RAW RECORDS:
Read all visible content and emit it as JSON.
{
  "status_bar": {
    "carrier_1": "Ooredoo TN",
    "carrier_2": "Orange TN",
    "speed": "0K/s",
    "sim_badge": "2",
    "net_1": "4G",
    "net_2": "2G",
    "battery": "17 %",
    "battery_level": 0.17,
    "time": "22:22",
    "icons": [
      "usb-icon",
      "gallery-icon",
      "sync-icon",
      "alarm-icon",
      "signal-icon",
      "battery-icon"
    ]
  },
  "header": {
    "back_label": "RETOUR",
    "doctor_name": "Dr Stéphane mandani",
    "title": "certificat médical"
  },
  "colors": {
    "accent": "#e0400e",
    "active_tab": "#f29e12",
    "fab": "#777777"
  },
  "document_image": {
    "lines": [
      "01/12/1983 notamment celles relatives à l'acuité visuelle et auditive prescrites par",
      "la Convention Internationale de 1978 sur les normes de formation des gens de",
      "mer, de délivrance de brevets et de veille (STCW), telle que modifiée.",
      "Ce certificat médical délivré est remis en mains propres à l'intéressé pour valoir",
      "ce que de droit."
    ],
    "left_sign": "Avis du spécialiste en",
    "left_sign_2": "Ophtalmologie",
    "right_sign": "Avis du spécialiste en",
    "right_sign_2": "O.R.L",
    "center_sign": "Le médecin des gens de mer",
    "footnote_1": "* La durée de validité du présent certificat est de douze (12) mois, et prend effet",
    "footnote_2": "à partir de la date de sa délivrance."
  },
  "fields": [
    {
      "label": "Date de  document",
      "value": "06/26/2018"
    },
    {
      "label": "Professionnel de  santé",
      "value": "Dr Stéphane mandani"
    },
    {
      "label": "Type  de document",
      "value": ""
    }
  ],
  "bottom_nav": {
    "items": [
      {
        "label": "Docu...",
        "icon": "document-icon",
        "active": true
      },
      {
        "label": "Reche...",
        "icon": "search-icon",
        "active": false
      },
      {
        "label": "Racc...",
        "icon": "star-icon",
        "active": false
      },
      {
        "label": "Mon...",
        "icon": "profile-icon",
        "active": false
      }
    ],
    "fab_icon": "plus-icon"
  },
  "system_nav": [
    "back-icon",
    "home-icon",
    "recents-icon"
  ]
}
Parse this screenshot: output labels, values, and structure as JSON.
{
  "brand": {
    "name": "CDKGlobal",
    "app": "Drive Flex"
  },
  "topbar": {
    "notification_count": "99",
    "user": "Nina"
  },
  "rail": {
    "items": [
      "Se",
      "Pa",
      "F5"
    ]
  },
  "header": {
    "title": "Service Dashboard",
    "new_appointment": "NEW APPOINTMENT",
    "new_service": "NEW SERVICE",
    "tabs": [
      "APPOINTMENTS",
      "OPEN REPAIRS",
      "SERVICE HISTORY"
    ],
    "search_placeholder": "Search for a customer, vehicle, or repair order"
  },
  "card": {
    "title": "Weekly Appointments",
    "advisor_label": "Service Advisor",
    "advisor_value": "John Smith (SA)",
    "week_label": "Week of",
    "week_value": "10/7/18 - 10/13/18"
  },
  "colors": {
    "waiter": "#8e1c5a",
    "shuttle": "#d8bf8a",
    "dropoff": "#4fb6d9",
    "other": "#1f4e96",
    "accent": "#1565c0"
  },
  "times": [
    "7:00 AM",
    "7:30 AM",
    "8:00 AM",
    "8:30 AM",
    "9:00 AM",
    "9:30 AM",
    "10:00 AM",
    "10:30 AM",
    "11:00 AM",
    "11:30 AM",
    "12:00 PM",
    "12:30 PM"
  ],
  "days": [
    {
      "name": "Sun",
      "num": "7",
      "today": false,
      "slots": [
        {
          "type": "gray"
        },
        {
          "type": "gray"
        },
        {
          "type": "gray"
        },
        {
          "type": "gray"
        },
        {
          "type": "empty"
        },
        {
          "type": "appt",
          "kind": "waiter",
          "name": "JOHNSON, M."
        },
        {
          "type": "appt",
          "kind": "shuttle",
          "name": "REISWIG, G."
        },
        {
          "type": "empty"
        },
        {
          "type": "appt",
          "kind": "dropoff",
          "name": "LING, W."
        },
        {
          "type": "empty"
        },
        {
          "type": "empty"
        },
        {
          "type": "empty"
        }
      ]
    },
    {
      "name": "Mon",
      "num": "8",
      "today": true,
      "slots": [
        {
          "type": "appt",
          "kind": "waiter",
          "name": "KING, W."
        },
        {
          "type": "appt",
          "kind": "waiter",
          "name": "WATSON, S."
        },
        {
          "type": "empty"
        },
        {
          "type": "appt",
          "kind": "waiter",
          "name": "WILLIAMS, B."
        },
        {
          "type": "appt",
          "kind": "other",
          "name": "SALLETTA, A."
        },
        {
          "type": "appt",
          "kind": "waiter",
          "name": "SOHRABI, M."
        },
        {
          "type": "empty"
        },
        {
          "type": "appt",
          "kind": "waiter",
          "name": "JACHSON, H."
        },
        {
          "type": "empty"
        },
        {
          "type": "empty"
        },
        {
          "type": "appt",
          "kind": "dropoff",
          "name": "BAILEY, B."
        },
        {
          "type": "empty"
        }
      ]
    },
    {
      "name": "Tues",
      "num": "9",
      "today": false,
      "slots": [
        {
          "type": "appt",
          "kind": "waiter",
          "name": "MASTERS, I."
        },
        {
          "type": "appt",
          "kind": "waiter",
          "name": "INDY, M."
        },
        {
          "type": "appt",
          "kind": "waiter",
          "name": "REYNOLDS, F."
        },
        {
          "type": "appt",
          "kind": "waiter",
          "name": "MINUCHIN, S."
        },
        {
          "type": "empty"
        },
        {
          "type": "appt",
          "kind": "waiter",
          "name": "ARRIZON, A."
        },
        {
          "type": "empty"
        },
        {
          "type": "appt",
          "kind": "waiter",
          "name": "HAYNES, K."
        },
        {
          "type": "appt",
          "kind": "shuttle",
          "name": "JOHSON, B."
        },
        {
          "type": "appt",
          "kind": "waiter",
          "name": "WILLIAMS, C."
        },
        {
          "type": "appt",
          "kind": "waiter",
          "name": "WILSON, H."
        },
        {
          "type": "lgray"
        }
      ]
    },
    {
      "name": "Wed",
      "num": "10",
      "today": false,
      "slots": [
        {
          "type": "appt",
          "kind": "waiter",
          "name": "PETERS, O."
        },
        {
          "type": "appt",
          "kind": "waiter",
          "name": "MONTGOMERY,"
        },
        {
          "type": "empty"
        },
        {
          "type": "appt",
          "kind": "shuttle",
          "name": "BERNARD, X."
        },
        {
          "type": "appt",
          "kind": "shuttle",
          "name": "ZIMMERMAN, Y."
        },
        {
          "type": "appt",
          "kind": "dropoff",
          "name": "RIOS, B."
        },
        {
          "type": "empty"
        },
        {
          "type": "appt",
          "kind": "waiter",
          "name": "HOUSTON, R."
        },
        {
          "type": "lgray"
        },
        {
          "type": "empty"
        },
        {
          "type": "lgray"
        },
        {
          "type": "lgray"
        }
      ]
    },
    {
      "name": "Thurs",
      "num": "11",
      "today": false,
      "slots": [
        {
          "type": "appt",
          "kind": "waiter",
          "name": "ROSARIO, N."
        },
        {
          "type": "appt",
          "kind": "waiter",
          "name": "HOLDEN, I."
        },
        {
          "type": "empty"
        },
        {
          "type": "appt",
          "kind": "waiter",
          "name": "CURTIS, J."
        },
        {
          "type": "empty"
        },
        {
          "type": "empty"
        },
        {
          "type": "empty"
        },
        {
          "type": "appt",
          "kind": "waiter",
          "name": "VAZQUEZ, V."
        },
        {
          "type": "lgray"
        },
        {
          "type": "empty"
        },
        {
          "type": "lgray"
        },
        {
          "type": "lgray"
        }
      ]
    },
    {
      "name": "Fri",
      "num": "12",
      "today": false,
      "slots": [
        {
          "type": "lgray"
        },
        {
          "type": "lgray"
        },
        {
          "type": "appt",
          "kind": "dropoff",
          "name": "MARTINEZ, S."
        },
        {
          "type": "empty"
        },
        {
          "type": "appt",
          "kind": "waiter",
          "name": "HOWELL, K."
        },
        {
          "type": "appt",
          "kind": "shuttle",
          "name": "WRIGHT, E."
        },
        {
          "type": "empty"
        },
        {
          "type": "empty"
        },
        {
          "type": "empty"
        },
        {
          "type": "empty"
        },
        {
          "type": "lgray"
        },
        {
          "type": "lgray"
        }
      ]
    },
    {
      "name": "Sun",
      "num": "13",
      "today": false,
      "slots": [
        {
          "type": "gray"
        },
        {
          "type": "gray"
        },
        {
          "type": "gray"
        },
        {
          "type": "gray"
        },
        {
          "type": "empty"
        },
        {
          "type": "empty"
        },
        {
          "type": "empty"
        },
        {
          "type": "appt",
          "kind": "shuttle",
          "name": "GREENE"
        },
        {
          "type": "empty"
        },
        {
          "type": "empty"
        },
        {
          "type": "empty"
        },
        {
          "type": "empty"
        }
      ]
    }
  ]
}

EXERCISE TASK: Of all the lines in the material above, how many contain the word "certificat"? Give only the count.

WRITTEN SOLUTION: 3